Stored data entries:
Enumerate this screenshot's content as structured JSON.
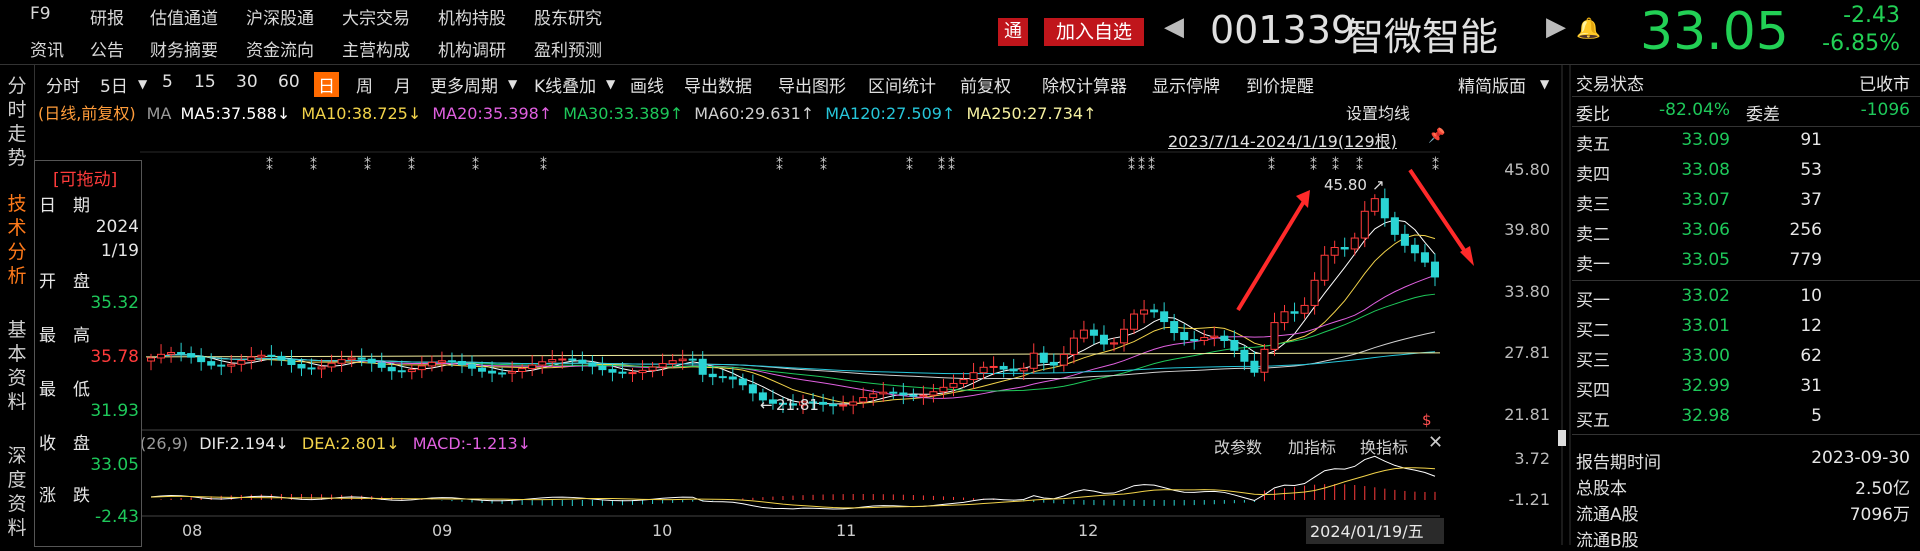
{
  "menu": {
    "row1": [
      "F9",
      "研报",
      "估值通道",
      "沪深股通",
      "大宗交易",
      "机构持股",
      "股东研究"
    ],
    "row2": [
      "资讯",
      "公告",
      "财务摘要",
      "资金流向",
      "主营构成",
      "机构调研",
      "盈利预测"
    ]
  },
  "header": {
    "tong_label": "通",
    "add_label": "加入自选",
    "code": "001339",
    "name": "智微智能",
    "price": "33.05",
    "change": "-2.43",
    "change_pct": "-6.85%"
  },
  "left_tabs": [
    {
      "label": "分时走势",
      "active": false
    },
    {
      "label": "技术分析",
      "active": true
    },
    {
      "label": "基本资料",
      "active": false
    },
    {
      "label": "深度资料",
      "active": false
    }
  ],
  "toolbar": {
    "periods": [
      "分时",
      "5日",
      "5",
      "15",
      "30",
      "60",
      "日",
      "周",
      "月"
    ],
    "active_period": "日",
    "tools": [
      "更多周期",
      "K线叠加",
      "画线",
      "导出数据",
      "导出图形",
      "区间统计",
      "前复权",
      "除权计算器",
      "显示停牌",
      "到价提醒"
    ],
    "right_label": "精简版面"
  },
  "ma_line": {
    "mode": "(日线,前复权)",
    "ma_label": "MA",
    "items": [
      {
        "text": "MA5:37.588↓",
        "color": "#ffffff"
      },
      {
        "text": "MA10:38.725↓",
        "color": "#f2d34a"
      },
      {
        "text": "MA20:35.398↑",
        "color": "#e060e0"
      },
      {
        "text": "MA30:33.389↑",
        "color": "#1ec85a"
      },
      {
        "text": "MA60:29.631↑",
        "color": "#d0d0d0"
      },
      {
        "text": "MA120:27.509↑",
        "color": "#26c6da"
      },
      {
        "text": "MA250:27.734↑",
        "color": "#f5f0a0"
      }
    ],
    "settings": "设置均线",
    "range": "2023/7/14-2024/1/19(129根)"
  },
  "info_box": {
    "title": "[可拖动]",
    "date_label": "日　期",
    "year": "2024",
    "md": "1/19",
    "open_label": "开　盘",
    "open": "35.32",
    "high_label": "最　高",
    "high": "35.78",
    "low_label": "最　低",
    "low": "31.93",
    "close_label": "收　盘",
    "close": "33.05",
    "chg_label": "涨　跌",
    "chg": "-2.43"
  },
  "chart_data": {
    "type": "candlestick",
    "y_ticks": [
      "45.80",
      "39.80",
      "33.80",
      "27.81",
      "21.81"
    ],
    "macd_ticks": [
      "3.72",
      "-1.21"
    ],
    "x_labels": [
      "08",
      "09",
      "10",
      "11",
      "12"
    ],
    "high_annotation": "45.80",
    "low_annotation": "21.81",
    "cursor_date": "2024/01/19/五",
    "macd": {
      "params": "(26,9)",
      "dif": "DIF:2.194↓",
      "dea": "DEA:2.801↓",
      "macd": "MACD:-1.213↓",
      "buttons": [
        "改参数",
        "加指标",
        "换指标"
      ]
    }
  },
  "right_panel": {
    "status_label": "交易状态",
    "status": "已收市",
    "webi_label": "委比",
    "webi": "-82.04%",
    "weicha_label": "委差",
    "weicha": "-1096",
    "asks": [
      {
        "label": "卖五",
        "price": "33.09",
        "vol": "91"
      },
      {
        "label": "卖四",
        "price": "33.08",
        "vol": "53"
      },
      {
        "label": "卖三",
        "price": "33.07",
        "vol": "37"
      },
      {
        "label": "卖二",
        "price": "33.06",
        "vol": "256"
      },
      {
        "label": "卖一",
        "price": "33.05",
        "vol": "779"
      }
    ],
    "bids": [
      {
        "label": "买一",
        "price": "33.02",
        "vol": "10"
      },
      {
        "label": "买二",
        "price": "33.01",
        "vol": "12"
      },
      {
        "label": "买三",
        "price": "33.00",
        "vol": "62"
      },
      {
        "label": "买四",
        "price": "32.99",
        "vol": "31"
      },
      {
        "label": "买五",
        "price": "32.98",
        "vol": "5"
      }
    ],
    "report_label": "报告期时间",
    "report": "2023-09-30",
    "total_label": "总股本",
    "total": "2.50亿",
    "float_label": "流通A股",
    "float": "7096万",
    "float_b_label": "流通B股"
  }
}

## Request
Restate the whole listing above exactly, except for its images.

## Solved problem
Enumerate this screenshot's content as structured JSON.
{
  "menu": {
    "row1": [
      "F9",
      "研报",
      "估值通道",
      "沪深股通",
      "大宗交易",
      "机构持股",
      "股东研究"
    ],
    "row2": [
      "资讯",
      "公告",
      "财务摘要",
      "资金流向",
      "主营构成",
      "机构调研",
      "盈利预测"
    ]
  },
  "header": {
    "tong_label": "通",
    "add_label": "加入自选",
    "code": "001339",
    "name": "智微智能",
    "price": "33.05",
    "change": "-2.43",
    "change_pct": "-6.85%"
  },
  "left_tabs": [
    {
      "label": "分时走势",
      "active": false
    },
    {
      "label": "技术分析",
      "active": true
    },
    {
      "label": "基本资料",
      "active": false
    },
    {
      "label": "深度资料",
      "active": false
    }
  ],
  "toolbar": {
    "periods": [
      "分时",
      "5日",
      "5",
      "15",
      "30",
      "60",
      "日",
      "周",
      "月"
    ],
    "active_period": "日",
    "tools": [
      "更多周期",
      "K线叠加",
      "画线",
      "导出数据",
      "导出图形",
      "区间统计",
      "前复权",
      "除权计算器",
      "显示停牌",
      "到价提醒"
    ],
    "right_label": "精简版面"
  },
  "ma_line": {
    "mode": "(日线,前复权)",
    "ma_label": "MA",
    "items": [
      {
        "text": "MA5:37.588↓",
        "color": "#ffffff"
      },
      {
        "text": "MA10:38.725↓",
        "color": "#f2d34a"
      },
      {
        "text": "MA20:35.398↑",
        "color": "#e060e0"
      },
      {
        "text": "MA30:33.389↑",
        "color": "#1ec85a"
      },
      {
        "text": "MA60:29.631↑",
        "color": "#d0d0d0"
      },
      {
        "text": "MA120:27.509↑",
        "color": "#26c6da"
      },
      {
        "text": "MA250:27.734↑",
        "color": "#f5f0a0"
      }
    ],
    "settings": "设置均线",
    "range": "2023/7/14-2024/1/19(129根)"
  },
  "info_box": {
    "title": "[可拖动]",
    "date_label": "日　期",
    "year": "2024",
    "md": "1/19",
    "open_label": "开　盘",
    "open": "35.32",
    "high_label": "最　高",
    "high": "35.78",
    "low_label": "最　低",
    "low": "31.93",
    "close_label": "收　盘",
    "close": "33.05",
    "chg_label": "涨　跌",
    "chg": "-2.43"
  },
  "chart_data": {
    "type": "candlestick",
    "y_ticks": [
      "45.80",
      "39.80",
      "33.80",
      "27.81",
      "21.81"
    ],
    "macd_ticks": [
      "3.72",
      "-1.21"
    ],
    "x_labels": [
      "08",
      "09",
      "10",
      "11",
      "12"
    ],
    "high_annotation": "45.80",
    "low_annotation": "21.81",
    "cursor_date": "2024/01/19/五",
    "macd": {
      "params": "(26,9)",
      "dif": "DIF:2.194↓",
      "dea": "DEA:2.801↓",
      "macd": "MACD:-1.213↓",
      "buttons": [
        "改参数",
        "加指标",
        "换指标"
      ]
    }
  },
  "right_panel": {
    "status_label": "交易状态",
    "status": "已收市",
    "webi_label": "委比",
    "webi": "-82.04%",
    "weicha_label": "委差",
    "weicha": "-1096",
    "asks": [
      {
        "label": "卖五",
        "price": "33.09",
        "vol": "91"
      },
      {
        "label": "卖四",
        "price": "33.08",
        "vol": "53"
      },
      {
        "label": "卖三",
        "price": "33.07",
        "vol": "37"
      },
      {
        "label": "卖二",
        "price": "33.06",
        "vol": "256"
      },
      {
        "label": "卖一",
        "price": "33.05",
        "vol": "779"
      }
    ],
    "bids": [
      {
        "label": "买一",
        "price": "33.02",
        "vol": "10"
      },
      {
        "label": "买二",
        "price": "33.01",
        "vol": "12"
      },
      {
        "label": "买三",
        "price": "33.00",
        "vol": "62"
      },
      {
        "label": "买四",
        "price": "32.99",
        "vol": "31"
      },
      {
        "label": "买五",
        "price": "32.98",
        "vol": "5"
      }
    ],
    "report_label": "报告期时间",
    "report": "2023-09-30",
    "total_label": "总股本",
    "total": "2.50亿",
    "float_label": "流通A股",
    "float": "7096万",
    "float_b_label": "流通B股"
  }
}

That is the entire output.